* begin Data provided *

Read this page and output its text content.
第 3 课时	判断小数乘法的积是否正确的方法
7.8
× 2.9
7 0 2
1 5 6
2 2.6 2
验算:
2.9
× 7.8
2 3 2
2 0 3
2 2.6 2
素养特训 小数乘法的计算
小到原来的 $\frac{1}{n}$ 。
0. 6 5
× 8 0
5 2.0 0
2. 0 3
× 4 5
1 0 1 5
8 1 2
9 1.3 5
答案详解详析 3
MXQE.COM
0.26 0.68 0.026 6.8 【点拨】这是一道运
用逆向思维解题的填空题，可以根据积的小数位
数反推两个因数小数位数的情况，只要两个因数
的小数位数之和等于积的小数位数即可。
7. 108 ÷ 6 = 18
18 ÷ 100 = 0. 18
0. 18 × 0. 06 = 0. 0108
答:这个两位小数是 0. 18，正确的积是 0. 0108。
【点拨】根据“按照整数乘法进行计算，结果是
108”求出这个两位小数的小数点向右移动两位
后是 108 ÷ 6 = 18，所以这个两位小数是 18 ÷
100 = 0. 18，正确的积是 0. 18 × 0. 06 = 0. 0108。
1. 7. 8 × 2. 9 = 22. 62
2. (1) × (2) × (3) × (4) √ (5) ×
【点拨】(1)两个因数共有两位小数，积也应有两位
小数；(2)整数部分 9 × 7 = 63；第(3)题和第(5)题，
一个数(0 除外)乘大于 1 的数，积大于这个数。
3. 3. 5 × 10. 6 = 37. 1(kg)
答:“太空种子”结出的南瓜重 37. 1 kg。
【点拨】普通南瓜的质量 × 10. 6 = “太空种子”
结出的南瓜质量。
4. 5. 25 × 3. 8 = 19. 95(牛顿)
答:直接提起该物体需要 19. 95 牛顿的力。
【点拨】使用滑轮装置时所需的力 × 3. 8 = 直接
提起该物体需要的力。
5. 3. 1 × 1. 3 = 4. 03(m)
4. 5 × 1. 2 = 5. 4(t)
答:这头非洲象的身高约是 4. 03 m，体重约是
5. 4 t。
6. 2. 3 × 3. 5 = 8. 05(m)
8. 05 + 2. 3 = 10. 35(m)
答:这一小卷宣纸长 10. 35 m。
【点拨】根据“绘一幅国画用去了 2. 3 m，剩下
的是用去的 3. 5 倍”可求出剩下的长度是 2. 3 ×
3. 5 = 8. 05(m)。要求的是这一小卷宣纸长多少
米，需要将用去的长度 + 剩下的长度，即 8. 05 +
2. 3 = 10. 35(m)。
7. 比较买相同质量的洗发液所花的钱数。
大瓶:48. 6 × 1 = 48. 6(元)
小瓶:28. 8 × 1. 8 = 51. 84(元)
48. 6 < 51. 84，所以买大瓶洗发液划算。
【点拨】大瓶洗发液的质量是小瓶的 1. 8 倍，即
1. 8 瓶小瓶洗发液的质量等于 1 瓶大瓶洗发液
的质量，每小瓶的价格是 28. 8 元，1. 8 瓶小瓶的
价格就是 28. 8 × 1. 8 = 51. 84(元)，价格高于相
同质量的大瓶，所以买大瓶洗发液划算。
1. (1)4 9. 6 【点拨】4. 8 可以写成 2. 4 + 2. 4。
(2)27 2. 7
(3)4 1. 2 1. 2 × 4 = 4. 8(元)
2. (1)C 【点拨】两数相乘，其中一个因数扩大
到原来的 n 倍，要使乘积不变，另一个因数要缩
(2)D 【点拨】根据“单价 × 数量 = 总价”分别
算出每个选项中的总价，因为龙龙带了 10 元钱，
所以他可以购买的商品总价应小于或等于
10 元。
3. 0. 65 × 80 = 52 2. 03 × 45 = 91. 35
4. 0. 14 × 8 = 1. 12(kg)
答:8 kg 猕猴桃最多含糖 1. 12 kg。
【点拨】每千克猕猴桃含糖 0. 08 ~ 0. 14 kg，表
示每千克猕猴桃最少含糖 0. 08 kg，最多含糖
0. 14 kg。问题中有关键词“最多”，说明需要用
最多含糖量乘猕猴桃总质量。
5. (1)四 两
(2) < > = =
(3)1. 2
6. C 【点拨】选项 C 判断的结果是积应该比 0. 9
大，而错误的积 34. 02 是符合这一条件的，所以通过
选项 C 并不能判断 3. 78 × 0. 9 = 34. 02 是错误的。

* end Data provided *
* begin Data provided *

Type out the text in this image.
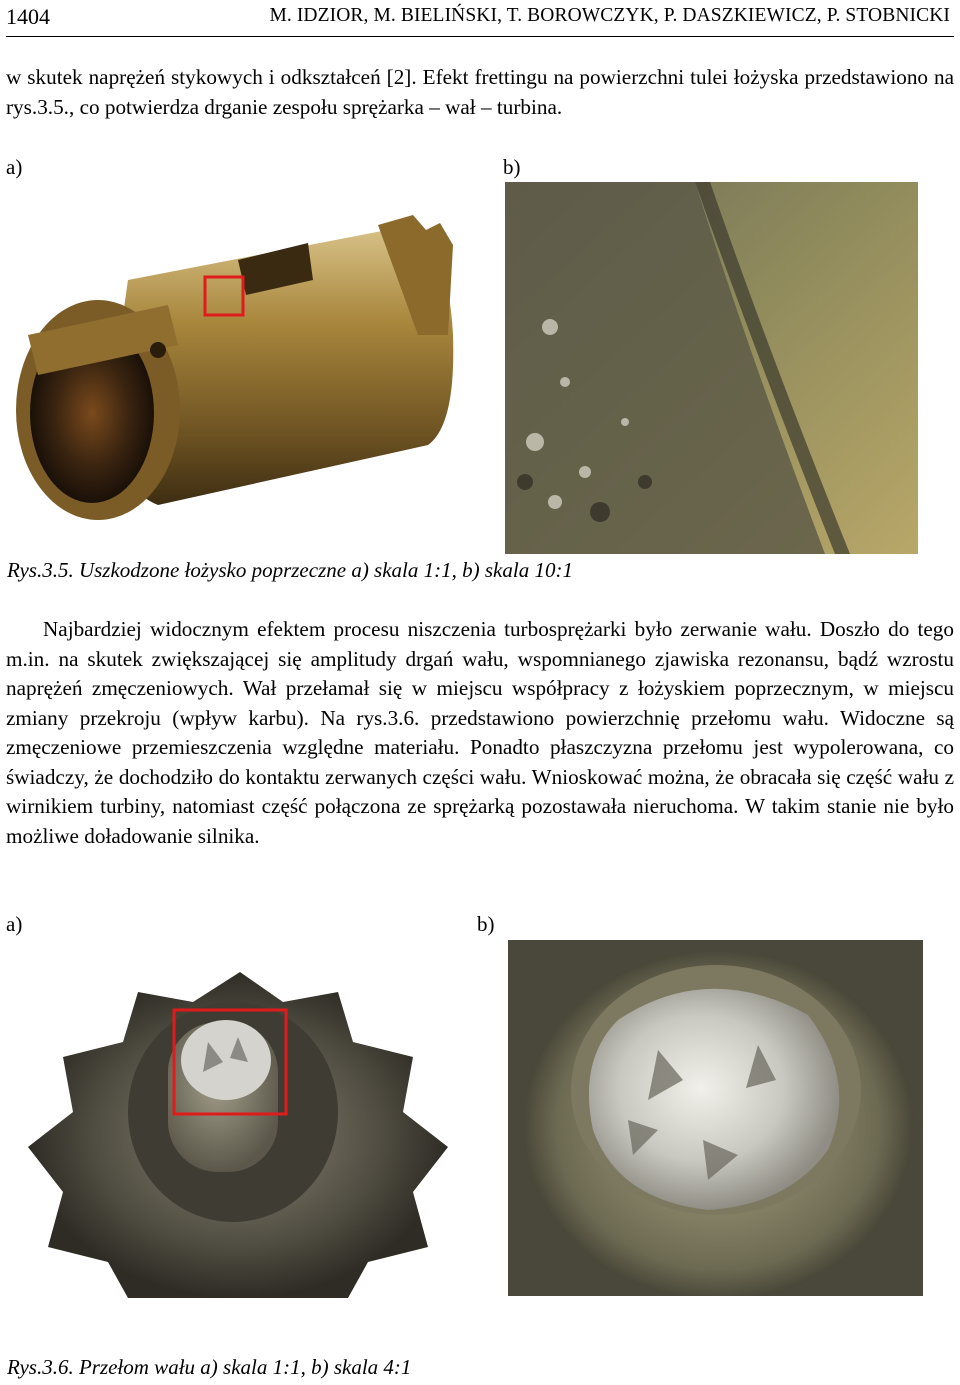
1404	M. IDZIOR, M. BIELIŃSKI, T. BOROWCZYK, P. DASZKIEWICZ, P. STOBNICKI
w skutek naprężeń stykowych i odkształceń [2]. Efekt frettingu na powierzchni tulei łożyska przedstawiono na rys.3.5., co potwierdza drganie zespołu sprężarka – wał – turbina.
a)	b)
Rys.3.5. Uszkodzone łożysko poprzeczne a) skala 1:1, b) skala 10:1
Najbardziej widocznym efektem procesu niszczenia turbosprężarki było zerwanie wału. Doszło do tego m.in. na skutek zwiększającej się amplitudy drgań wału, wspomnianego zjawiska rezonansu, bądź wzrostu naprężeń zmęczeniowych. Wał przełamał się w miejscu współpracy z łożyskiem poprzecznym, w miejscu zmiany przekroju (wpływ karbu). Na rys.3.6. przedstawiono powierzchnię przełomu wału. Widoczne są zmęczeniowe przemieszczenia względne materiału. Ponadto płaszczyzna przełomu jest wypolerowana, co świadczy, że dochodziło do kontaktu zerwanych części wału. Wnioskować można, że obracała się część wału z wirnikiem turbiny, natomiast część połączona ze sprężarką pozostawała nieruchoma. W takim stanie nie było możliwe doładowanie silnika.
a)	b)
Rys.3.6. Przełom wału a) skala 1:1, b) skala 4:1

* end Data provided *
* begin Data provided *

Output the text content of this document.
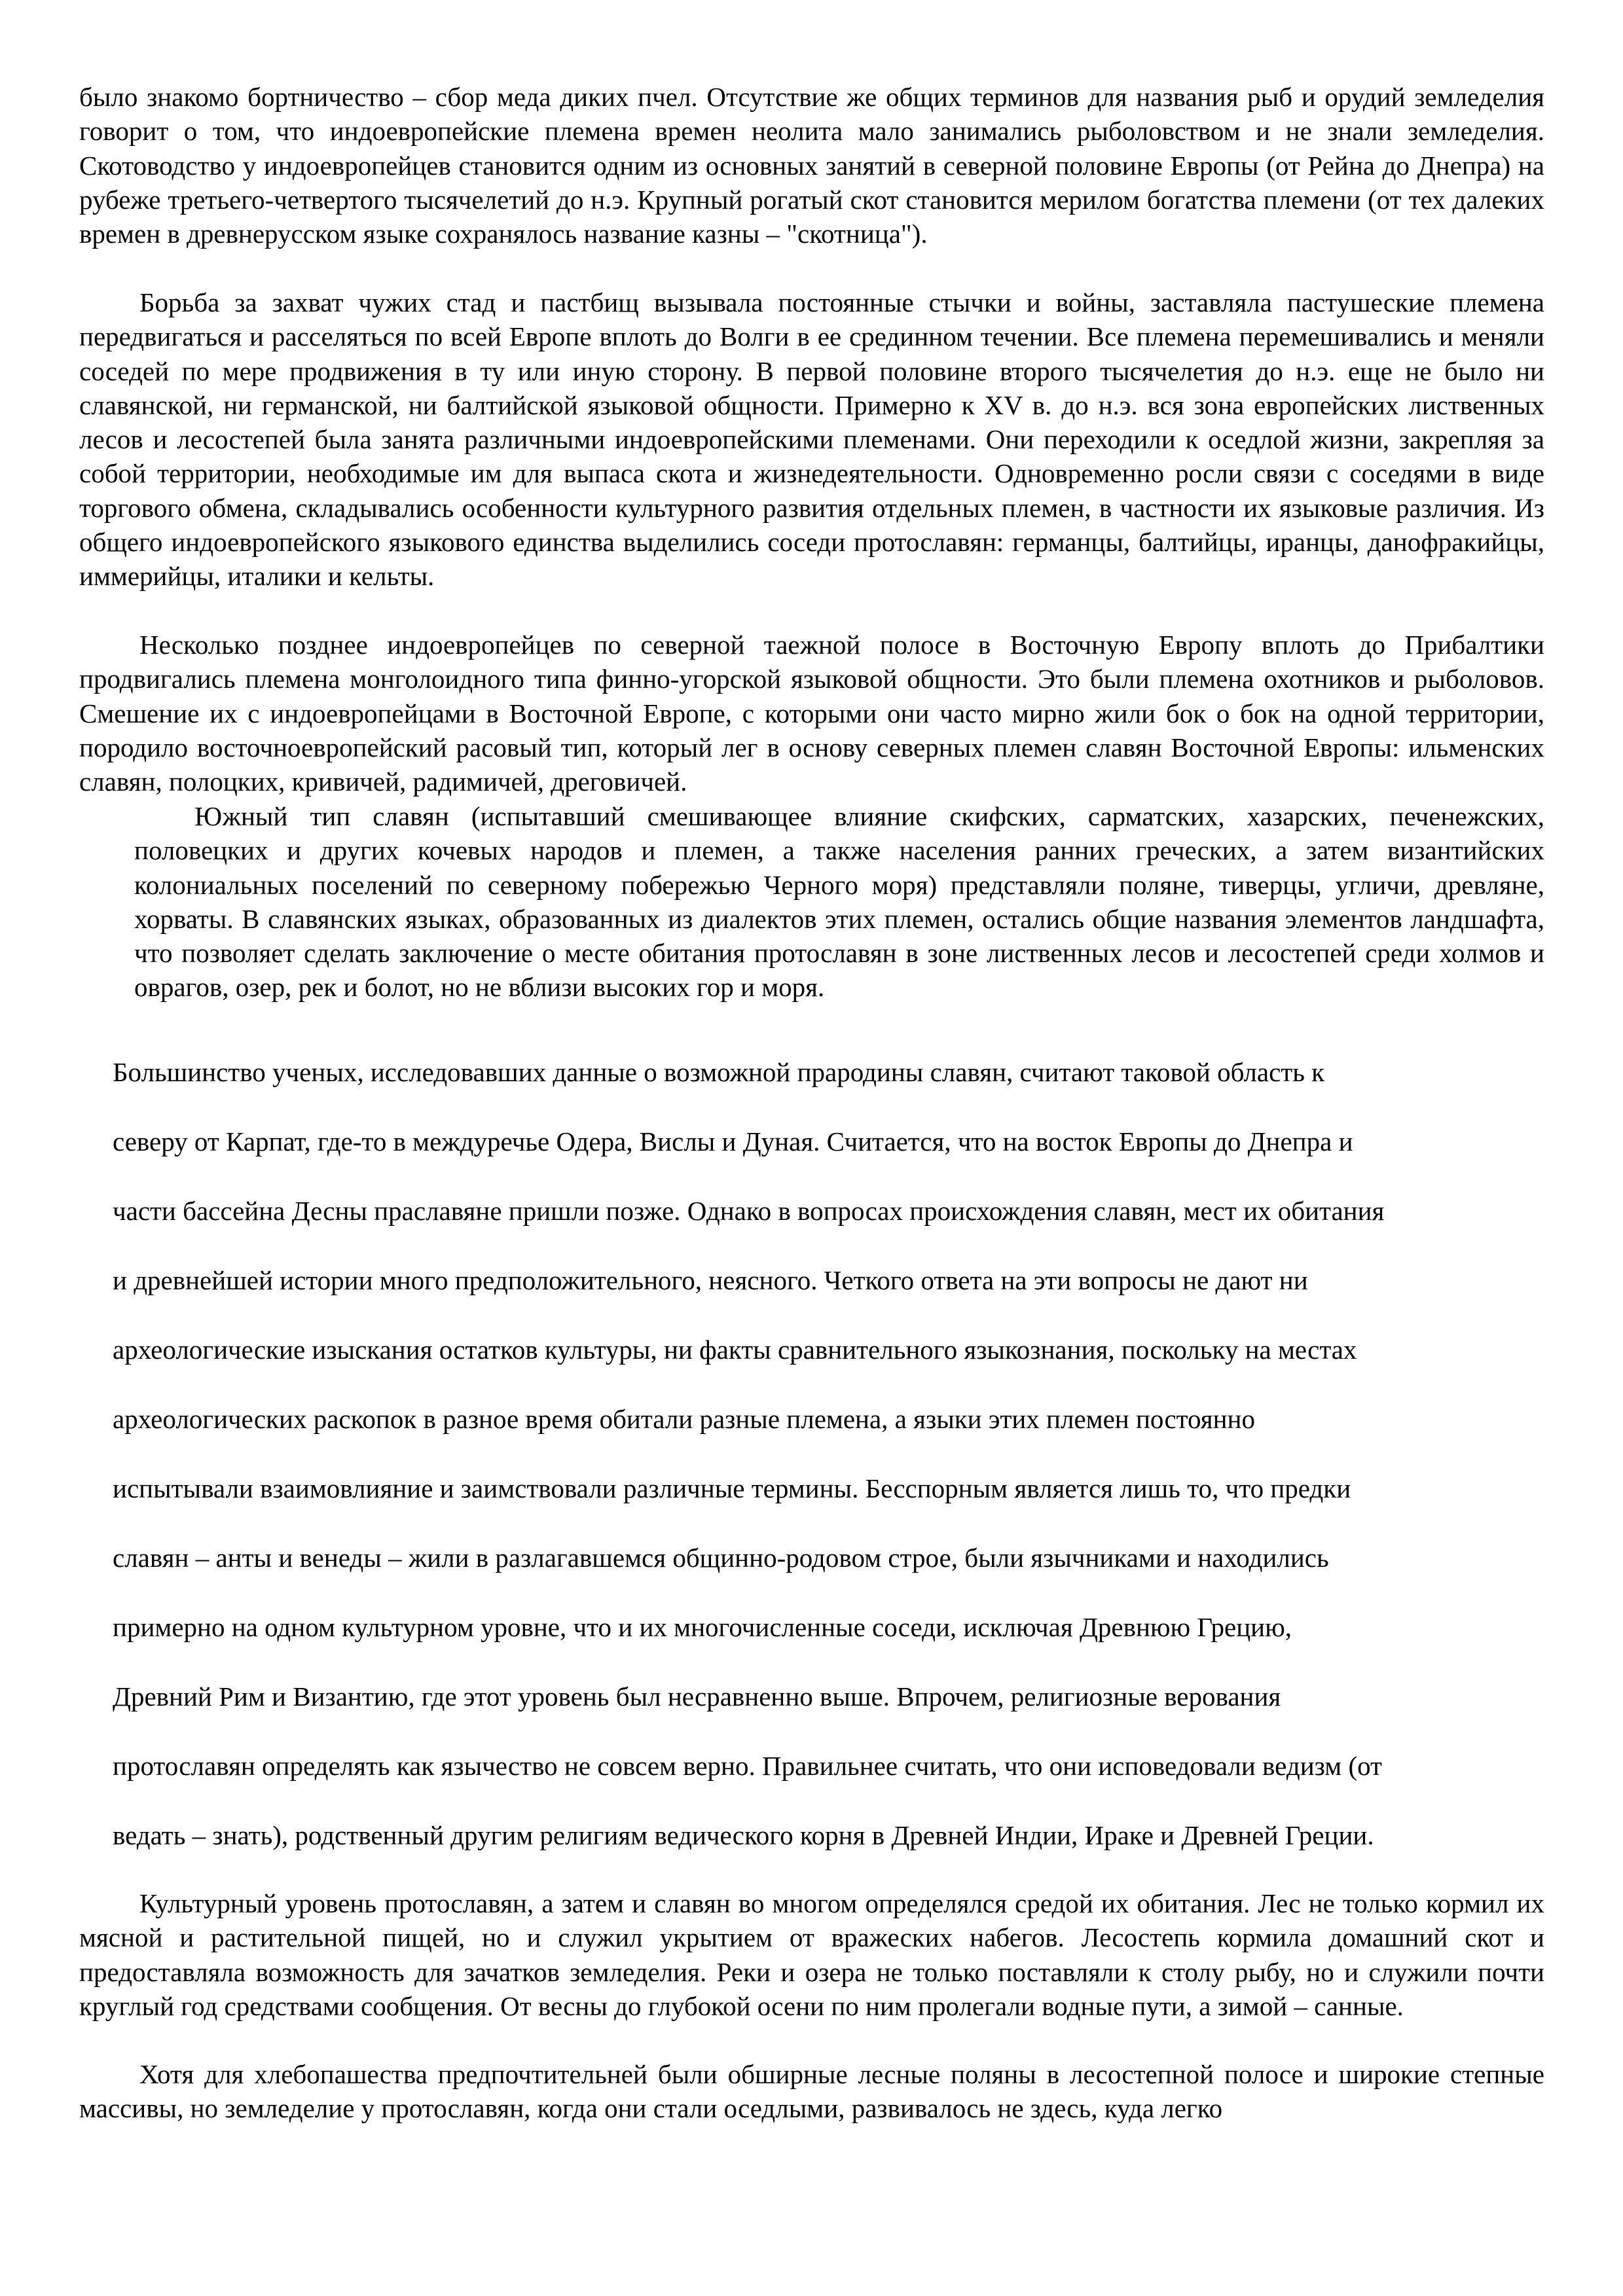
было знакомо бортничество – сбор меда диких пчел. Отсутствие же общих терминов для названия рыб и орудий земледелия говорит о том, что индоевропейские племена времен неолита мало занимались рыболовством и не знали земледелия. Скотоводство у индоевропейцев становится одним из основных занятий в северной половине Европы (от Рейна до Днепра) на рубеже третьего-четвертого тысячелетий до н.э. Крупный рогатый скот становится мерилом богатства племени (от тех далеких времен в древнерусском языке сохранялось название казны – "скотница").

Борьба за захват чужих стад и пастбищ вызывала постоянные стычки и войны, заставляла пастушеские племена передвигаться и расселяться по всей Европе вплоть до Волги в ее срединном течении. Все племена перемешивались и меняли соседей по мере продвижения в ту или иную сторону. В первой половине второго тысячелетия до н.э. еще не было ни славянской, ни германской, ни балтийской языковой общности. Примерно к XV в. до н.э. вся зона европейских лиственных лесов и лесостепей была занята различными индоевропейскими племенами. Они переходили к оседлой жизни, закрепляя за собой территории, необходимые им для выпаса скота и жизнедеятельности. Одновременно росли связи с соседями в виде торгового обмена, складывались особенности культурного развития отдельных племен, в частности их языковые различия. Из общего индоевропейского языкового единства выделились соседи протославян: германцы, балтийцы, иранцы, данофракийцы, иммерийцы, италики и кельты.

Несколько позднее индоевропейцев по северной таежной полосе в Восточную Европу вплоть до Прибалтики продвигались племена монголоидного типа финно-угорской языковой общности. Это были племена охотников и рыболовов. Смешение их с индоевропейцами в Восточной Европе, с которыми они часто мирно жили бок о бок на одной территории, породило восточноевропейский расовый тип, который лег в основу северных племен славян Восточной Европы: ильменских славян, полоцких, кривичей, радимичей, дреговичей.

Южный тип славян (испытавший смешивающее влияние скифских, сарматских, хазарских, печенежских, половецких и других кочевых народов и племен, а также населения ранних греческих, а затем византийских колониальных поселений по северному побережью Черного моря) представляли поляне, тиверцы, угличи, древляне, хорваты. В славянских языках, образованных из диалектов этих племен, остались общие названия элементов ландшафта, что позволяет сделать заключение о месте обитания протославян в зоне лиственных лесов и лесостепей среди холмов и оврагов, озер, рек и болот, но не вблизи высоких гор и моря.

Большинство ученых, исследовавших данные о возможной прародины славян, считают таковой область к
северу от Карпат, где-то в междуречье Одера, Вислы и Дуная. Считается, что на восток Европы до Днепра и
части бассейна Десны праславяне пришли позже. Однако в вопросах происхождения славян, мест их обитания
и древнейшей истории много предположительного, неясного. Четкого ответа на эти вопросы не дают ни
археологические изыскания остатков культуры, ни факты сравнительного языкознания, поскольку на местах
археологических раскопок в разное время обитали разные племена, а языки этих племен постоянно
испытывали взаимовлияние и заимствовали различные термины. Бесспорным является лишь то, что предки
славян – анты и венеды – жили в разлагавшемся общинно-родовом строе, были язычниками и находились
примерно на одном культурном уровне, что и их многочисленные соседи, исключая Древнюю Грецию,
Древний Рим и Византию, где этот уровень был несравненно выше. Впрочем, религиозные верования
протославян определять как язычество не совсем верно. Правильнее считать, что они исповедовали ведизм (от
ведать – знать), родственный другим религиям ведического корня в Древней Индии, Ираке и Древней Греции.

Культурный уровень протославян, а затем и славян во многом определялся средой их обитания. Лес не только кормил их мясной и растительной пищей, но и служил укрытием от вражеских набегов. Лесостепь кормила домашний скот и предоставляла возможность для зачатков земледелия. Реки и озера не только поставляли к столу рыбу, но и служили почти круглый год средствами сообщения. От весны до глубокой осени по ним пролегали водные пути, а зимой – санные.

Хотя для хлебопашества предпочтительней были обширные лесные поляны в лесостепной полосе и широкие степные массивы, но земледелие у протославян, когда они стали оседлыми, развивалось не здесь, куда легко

* end Data provided *

**Given task**.
List all lines from the entries that include the word "Европы".

**Task result**.
было знакомо бортничество – сбор меда диких пчел. Отсутствие же общих терминов для названия рыб и орудий земледелия говорит о том, что индоевропейские племена времен неолита мало занимались рыболовством и не знали земледелия. Скотоводство у индоевропейцев становится одним из основных занятий в северной половине Европы (от Рейна до Днепра) на рубеже третьего-четвертого тысячелетий до н.э. Крупный рогатый скот становится мерилом богатства племени (от тех далеких времен в древнерусском языке сохранялось название казны – "скотница").
Несколько позднее индоевропейцев по северной таежной полосе в Восточную Европу вплоть до Прибалтики продвигались племена монголоидного типа финно-угорской языковой общности. Это были племена охотников и рыболовов. Смешение их с индоевропейцами в Восточной Европе, с которыми они часто мирно жили бок о бок на одной территории, породило восточноевропейский расовый тип, который лег в основу северных племен славян Восточной Европы: ильменских славян, полоцких, кривичей, радимичей, дреговичей.
северу от Карпат, где-то в междуречье Одера, Вислы и Дуная. Считается, что на восток Европы до Днепра и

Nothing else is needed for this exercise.